> _Problem details_
Copy out each line exactly as it appears.

> _Task material_
·····
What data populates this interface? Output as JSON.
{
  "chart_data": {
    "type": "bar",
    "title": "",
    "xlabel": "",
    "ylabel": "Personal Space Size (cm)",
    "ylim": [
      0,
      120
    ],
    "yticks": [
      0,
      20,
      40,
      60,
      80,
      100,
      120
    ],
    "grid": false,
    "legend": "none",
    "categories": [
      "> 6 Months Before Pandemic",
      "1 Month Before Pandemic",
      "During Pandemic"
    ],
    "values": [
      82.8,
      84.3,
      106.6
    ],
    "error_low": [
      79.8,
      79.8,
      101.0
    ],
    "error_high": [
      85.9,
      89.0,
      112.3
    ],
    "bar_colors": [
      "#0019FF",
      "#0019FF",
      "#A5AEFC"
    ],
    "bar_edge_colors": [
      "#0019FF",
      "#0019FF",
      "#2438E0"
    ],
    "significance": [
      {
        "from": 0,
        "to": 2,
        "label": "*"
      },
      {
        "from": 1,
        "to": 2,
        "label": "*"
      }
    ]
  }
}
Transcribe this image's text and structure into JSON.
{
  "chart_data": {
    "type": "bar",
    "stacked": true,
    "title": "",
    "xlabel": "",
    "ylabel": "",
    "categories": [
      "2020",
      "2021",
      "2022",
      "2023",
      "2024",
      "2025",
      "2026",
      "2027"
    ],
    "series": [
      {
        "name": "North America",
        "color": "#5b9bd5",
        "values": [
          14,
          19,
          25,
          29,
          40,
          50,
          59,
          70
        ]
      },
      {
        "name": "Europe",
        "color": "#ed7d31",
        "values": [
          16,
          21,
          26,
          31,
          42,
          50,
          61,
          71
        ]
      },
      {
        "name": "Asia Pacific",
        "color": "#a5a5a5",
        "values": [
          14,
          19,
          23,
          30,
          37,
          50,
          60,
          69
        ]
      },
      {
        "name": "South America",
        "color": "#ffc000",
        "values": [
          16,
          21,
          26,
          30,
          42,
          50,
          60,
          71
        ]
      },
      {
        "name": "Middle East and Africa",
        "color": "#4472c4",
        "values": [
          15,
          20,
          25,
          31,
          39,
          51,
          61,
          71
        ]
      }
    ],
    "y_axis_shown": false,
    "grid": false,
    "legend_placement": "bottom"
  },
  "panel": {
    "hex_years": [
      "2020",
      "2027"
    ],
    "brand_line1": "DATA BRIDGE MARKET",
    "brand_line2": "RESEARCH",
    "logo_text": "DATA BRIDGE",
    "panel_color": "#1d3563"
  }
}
·····
> _Solved problem_
What data populates this interface? Output as JSON.
{
  "chart_data": {
    "type": "bar",
    "title": "",
    "xlabel": "",
    "ylabel": "Personal Space Size (cm)",
    "ylim": [
      0,
      120
    ],
    "yticks": [
      0,
      20,
      40,
      60,
      80,
      100,
      120
    ],
    "grid": false,
    "legend": "none",
    "categories": [
      "> 6 Months Before Pandemic",
      "1 Month Before Pandemic",
      "During Pandemic"
    ],
    "values": [
      82.8,
      84.3,
      106.6
    ],
    "error_low": [
      79.8,
      79.8,
      101.0
    ],
    "error_high": [
      85.9,
      89.0,
      112.3
    ],
    "bar_colors": [
      "#0019FF",
      "#0019FF",
      "#A5AEFC"
    ],
    "bar_edge_colors": [
      "#0019FF",
      "#0019FF",
      "#2438E0"
    ],
    "significance": [
      {
        "from": 0,
        "to": 2,
        "label": "*"
      },
      {
        "from": 1,
        "to": 2,
        "label": "*"
      }
    ]
  }
}
Transcribe this image's text and structure into JSON.
{
  "chart_data": {
    "type": "bar",
    "stacked": true,
    "title": "",
    "xlabel": "",
    "ylabel": "",
    "categories": [
      "2020",
      "2021",
      "2022",
      "2023",
      "2024",
      "2025",
      "2026",
      "2027"
    ],
    "series": [
      {
        "name": "North America",
        "color": "#5b9bd5",
        "values": [
          14,
          19,
          25,
          29,
          40,
          50,
          59,
          70
        ]
      },
      {
        "name": "Europe",
        "color": "#ed7d31",
        "values": [
          16,
          21,
          26,
          31,
          42,
          50,
          61,
          71
        ]
      },
      {
        "name": "Asia Pacific",
        "color": "#a5a5a5",
        "values": [
          14,
          19,
          23,
          30,
          37,
          50,
          60,
          69
        ]
      },
      {
        "name": "South America",
        "color": "#ffc000",
        "values": [
          16,
          21,
          26,
          30,
          42,
          50,
          60,
          71
        ]
      },
      {
        "name": "Middle East and Africa",
        "color": "#4472c4",
        "values": [
          15,
          20,
          25,
          31,
          39,
          51,
          61,
          71
        ]
      }
    ],
    "y_axis_shown": false,
    "grid": false,
    "legend_placement": "bottom"
  },
  "panel": {
    "hex_years": [
      "2020",
      "2027"
    ],
    "brand_line1": "DATA BRIDGE MARKET",
    "brand_line2": "RESEARCH",
    "logo_text": "DATA BRIDGE",
    "panel_color": "#1d3563"
  }
}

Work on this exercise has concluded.